[Items from a figure collection]
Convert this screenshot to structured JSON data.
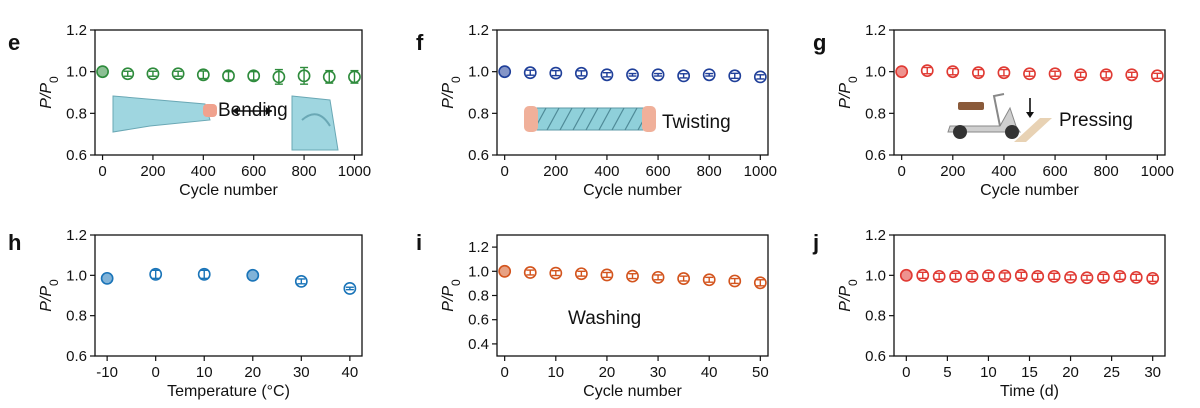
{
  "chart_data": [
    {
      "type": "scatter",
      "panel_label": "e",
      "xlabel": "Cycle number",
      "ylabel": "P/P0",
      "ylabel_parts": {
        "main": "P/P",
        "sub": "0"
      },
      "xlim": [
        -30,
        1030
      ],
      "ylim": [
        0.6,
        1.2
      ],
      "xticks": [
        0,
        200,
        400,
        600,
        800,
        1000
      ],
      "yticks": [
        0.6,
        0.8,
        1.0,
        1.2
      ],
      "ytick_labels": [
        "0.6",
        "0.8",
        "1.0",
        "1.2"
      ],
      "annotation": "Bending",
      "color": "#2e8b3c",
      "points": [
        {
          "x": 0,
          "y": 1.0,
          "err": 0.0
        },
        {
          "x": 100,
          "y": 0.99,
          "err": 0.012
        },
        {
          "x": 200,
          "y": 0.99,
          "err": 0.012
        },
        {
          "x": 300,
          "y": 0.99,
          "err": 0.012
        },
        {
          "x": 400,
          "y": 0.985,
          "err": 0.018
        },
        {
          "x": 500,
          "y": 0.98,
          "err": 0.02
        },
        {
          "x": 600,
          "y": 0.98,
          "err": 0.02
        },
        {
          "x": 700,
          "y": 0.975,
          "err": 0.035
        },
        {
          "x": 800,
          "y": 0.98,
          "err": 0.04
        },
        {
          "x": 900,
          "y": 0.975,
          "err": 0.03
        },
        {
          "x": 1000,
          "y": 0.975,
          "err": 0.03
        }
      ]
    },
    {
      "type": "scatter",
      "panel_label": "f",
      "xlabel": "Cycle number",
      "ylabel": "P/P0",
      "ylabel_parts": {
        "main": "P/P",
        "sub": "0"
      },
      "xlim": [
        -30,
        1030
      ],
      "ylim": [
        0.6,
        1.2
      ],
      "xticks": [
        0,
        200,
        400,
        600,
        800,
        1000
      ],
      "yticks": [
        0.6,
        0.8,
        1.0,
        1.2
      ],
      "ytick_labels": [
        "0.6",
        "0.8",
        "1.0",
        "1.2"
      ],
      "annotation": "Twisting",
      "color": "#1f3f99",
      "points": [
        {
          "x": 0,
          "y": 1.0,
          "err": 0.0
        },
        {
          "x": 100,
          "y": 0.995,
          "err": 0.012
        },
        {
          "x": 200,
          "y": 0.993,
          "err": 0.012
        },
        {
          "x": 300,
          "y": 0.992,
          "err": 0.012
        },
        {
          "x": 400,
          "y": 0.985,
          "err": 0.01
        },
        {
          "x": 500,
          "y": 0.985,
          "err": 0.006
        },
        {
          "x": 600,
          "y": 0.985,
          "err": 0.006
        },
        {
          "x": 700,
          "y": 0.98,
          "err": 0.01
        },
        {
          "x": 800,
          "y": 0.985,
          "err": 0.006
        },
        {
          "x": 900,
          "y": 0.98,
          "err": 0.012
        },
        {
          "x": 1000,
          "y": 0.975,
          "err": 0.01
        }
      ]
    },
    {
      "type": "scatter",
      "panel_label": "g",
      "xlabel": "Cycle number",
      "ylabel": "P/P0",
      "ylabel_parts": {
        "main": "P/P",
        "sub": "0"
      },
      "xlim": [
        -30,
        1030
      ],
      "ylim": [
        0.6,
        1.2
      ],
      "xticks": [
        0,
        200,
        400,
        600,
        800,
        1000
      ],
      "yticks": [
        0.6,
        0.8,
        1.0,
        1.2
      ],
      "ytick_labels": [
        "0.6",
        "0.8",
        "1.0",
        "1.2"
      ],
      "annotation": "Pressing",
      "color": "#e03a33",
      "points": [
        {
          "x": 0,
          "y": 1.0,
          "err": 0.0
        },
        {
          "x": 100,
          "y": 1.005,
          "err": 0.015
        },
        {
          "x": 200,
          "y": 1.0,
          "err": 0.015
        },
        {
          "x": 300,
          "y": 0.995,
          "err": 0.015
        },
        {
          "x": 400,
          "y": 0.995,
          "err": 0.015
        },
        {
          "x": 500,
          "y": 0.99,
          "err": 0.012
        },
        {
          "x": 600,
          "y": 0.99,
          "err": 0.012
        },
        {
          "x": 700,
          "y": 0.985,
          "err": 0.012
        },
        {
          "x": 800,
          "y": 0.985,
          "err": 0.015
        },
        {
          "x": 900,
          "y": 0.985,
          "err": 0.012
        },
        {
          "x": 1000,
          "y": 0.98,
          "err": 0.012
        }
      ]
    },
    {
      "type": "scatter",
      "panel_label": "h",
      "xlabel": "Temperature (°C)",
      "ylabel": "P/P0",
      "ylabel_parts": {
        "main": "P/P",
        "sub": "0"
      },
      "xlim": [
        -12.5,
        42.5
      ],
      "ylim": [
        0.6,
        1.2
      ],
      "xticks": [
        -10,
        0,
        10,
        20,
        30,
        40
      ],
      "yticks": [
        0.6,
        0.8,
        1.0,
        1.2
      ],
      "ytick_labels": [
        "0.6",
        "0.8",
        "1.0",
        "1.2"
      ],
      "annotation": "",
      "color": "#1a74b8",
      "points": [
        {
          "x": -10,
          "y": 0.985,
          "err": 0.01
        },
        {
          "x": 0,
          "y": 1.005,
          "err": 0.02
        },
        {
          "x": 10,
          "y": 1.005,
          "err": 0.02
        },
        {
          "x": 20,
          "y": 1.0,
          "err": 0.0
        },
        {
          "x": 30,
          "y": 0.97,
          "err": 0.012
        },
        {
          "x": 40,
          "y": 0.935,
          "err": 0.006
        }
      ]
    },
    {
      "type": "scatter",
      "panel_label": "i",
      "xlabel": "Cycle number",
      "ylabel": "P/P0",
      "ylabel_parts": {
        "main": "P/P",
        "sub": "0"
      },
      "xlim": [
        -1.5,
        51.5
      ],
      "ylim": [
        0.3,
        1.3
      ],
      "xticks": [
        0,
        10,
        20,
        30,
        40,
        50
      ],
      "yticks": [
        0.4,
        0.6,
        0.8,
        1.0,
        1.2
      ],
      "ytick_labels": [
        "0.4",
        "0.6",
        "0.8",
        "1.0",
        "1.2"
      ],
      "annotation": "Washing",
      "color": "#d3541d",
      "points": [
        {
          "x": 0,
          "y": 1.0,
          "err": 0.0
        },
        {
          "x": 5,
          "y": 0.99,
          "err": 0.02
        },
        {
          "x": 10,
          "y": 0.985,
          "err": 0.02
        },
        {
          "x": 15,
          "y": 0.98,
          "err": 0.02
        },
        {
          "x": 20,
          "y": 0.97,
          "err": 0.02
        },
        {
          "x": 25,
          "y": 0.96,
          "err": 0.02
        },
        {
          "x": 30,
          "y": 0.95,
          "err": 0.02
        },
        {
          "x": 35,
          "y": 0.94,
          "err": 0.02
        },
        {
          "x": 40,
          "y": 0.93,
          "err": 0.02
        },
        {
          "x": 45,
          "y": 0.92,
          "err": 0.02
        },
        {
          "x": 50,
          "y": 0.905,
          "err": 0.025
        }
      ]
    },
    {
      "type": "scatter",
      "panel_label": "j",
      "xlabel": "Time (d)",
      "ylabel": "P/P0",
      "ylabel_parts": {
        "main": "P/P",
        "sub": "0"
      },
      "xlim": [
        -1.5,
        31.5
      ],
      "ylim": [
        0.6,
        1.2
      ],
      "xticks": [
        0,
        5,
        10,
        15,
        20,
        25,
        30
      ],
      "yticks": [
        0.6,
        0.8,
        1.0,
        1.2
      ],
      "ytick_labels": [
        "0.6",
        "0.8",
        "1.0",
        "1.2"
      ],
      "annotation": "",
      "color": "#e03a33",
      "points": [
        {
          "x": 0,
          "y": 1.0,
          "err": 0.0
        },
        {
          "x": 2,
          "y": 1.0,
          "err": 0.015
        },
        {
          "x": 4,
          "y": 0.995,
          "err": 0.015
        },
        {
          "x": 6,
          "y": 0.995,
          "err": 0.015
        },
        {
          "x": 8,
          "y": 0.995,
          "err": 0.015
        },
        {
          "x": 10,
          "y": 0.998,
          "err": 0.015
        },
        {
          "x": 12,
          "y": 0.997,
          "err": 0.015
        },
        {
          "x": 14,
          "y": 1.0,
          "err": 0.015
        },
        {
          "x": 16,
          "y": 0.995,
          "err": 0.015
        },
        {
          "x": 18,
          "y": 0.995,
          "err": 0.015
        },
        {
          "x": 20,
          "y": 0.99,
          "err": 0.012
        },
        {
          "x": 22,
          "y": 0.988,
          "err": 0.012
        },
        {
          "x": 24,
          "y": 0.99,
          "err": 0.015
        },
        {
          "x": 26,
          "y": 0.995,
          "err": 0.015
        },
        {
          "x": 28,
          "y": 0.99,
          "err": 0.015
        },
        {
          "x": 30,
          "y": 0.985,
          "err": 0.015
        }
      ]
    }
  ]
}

--

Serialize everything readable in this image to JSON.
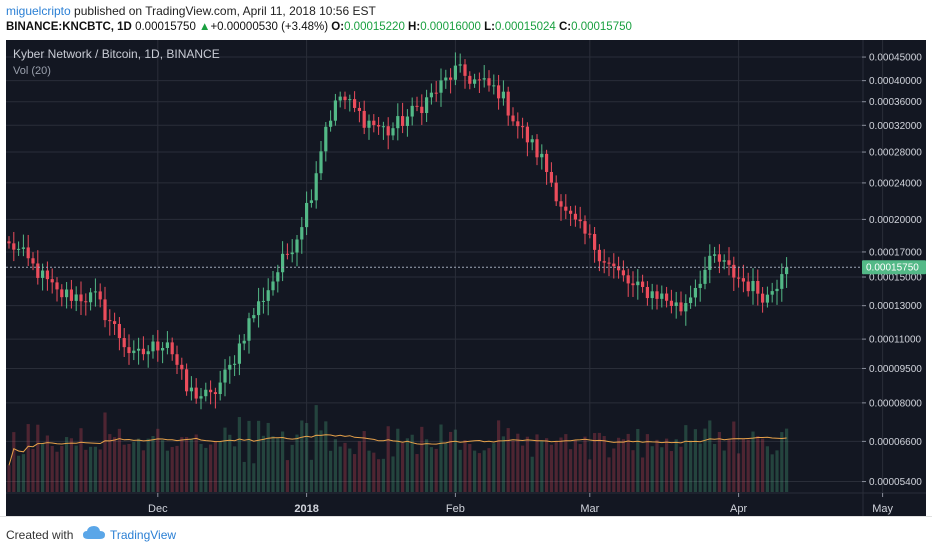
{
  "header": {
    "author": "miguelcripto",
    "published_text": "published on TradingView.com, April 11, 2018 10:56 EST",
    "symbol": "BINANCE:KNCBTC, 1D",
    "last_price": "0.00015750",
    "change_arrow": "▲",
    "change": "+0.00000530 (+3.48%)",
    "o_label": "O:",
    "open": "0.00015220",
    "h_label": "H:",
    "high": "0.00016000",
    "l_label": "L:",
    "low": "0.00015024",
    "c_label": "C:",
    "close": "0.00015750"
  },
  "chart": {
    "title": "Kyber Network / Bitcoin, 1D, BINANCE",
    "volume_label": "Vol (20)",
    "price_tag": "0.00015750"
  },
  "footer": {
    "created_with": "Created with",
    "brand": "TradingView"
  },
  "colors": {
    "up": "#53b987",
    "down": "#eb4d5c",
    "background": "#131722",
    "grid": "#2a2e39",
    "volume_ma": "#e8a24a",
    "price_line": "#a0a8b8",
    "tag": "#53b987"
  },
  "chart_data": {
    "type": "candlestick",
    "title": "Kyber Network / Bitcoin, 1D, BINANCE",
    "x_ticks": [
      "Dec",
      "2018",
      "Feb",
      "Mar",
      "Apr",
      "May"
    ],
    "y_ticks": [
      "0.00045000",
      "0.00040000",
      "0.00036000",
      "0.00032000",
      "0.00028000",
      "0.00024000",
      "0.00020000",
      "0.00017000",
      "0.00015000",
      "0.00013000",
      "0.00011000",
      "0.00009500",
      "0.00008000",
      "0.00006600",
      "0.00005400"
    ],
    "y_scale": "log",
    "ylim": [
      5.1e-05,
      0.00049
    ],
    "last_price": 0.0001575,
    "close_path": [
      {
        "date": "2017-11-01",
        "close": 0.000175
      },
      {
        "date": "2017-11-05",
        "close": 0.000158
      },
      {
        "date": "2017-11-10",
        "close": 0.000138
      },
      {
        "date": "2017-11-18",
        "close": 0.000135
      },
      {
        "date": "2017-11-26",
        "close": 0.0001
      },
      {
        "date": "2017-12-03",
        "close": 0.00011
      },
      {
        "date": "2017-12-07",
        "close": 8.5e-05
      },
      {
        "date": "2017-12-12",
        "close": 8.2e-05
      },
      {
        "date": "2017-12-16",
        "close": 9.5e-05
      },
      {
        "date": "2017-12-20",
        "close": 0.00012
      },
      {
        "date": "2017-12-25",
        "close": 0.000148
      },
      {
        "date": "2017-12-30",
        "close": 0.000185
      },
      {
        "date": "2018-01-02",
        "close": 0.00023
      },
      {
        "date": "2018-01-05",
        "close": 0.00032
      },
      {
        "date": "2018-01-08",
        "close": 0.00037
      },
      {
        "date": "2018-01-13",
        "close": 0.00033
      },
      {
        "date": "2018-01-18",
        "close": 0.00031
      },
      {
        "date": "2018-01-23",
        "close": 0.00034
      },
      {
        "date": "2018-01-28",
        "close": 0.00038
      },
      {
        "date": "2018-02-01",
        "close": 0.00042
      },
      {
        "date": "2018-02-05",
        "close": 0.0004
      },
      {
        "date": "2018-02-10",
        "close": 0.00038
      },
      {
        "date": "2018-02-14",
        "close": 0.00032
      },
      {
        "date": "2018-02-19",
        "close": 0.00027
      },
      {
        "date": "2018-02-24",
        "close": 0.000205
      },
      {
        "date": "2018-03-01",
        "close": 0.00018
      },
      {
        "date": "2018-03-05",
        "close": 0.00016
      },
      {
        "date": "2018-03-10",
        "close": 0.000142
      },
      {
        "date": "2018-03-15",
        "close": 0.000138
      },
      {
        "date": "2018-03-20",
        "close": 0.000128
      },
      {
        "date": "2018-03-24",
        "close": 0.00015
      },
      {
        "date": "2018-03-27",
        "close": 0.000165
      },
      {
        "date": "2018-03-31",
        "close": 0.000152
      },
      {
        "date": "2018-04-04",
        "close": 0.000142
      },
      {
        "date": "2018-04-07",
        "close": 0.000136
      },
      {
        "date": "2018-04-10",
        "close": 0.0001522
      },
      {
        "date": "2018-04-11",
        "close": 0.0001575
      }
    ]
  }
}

## DESCRIPTION OF THE TASK
Copy out every line where the word "this" occurs.

## EXERCISE ANSWER
Convert this screenshot to structured JSON data.
Serialize everything readable in this image to JSON.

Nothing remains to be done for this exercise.